**Set task:**
Report all lines from the entries below in which "likes" appears.

+ + + + + + +

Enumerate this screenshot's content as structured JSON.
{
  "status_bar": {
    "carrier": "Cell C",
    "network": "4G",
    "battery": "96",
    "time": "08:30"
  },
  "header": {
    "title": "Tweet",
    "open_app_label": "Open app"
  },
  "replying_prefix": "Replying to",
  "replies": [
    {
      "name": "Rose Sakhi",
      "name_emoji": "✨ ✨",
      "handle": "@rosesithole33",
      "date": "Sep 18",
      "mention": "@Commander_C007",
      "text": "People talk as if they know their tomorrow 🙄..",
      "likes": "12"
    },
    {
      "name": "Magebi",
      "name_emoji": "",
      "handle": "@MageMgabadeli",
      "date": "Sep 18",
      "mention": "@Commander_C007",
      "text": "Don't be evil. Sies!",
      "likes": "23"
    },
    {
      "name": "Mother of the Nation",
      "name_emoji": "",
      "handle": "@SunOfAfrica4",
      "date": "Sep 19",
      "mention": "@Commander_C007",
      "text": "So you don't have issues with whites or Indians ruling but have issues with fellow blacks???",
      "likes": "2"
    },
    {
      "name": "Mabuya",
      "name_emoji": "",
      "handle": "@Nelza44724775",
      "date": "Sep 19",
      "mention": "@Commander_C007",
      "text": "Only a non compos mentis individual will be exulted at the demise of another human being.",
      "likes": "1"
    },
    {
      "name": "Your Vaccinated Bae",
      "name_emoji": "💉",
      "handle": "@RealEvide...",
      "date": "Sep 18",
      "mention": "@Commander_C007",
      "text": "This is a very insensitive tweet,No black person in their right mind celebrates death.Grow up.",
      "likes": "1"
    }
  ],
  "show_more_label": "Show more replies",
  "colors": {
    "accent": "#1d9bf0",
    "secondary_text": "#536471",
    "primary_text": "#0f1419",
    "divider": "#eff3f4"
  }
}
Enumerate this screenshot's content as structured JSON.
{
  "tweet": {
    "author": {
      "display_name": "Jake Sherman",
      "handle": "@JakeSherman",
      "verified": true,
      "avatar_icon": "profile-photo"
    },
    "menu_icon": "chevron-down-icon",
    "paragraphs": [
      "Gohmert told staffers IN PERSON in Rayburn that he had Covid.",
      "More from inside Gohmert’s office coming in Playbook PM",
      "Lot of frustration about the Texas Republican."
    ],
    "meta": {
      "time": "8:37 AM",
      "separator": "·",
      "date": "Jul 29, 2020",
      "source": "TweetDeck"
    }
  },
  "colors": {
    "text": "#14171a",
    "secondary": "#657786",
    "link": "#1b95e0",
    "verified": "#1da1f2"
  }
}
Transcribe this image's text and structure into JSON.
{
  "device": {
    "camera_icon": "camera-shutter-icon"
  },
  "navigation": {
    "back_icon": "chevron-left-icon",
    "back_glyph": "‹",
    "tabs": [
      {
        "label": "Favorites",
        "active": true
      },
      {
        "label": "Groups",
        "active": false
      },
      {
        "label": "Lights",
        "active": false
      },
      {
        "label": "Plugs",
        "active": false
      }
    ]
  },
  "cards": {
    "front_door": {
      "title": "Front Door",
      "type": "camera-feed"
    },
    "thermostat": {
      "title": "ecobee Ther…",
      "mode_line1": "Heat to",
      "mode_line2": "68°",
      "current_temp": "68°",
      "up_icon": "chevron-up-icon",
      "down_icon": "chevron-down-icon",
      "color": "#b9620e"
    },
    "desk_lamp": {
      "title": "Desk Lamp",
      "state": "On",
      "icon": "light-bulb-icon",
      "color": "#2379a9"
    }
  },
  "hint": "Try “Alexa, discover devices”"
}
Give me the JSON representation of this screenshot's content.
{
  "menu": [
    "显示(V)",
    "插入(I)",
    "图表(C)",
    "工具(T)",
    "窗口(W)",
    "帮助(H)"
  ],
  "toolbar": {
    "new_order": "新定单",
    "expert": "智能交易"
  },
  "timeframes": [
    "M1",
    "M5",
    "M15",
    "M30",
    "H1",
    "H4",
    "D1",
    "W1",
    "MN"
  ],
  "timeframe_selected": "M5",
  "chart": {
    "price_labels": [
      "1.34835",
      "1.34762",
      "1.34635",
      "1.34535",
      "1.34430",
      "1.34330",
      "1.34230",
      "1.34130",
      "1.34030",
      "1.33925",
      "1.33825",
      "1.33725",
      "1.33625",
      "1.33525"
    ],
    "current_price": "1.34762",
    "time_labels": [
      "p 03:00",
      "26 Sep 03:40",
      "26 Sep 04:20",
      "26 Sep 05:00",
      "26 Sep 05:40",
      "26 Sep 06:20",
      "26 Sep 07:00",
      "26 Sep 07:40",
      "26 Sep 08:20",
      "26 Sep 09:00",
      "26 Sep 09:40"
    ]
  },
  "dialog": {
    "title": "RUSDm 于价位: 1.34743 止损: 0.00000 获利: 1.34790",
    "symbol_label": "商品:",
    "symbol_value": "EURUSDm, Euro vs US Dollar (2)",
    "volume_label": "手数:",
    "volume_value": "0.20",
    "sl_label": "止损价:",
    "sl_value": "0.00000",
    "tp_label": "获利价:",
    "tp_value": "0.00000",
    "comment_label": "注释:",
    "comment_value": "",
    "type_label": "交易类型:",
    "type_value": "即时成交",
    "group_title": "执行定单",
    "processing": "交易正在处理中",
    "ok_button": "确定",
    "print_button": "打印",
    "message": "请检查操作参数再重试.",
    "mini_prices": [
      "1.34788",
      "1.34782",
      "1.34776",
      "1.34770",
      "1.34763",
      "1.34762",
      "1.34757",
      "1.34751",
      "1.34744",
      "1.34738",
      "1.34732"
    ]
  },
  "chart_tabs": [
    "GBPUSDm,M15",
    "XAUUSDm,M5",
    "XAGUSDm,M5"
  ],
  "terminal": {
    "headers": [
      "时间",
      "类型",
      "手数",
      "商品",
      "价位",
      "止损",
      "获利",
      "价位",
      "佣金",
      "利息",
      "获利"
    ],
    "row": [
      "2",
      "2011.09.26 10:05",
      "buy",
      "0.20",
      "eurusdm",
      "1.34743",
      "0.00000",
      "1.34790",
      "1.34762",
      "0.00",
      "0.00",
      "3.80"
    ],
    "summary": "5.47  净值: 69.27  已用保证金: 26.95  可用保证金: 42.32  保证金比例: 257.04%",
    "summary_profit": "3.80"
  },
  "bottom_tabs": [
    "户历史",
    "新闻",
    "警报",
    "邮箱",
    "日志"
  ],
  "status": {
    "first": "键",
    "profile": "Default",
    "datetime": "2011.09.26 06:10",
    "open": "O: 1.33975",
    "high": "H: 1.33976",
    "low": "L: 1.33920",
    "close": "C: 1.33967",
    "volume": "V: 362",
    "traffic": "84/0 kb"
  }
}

+ + + + + + +

**Response to the exercise:**
      "likes": "12"
      "likes": "23"
      "likes": "2"
      "likes": "1"
      "likes": "1"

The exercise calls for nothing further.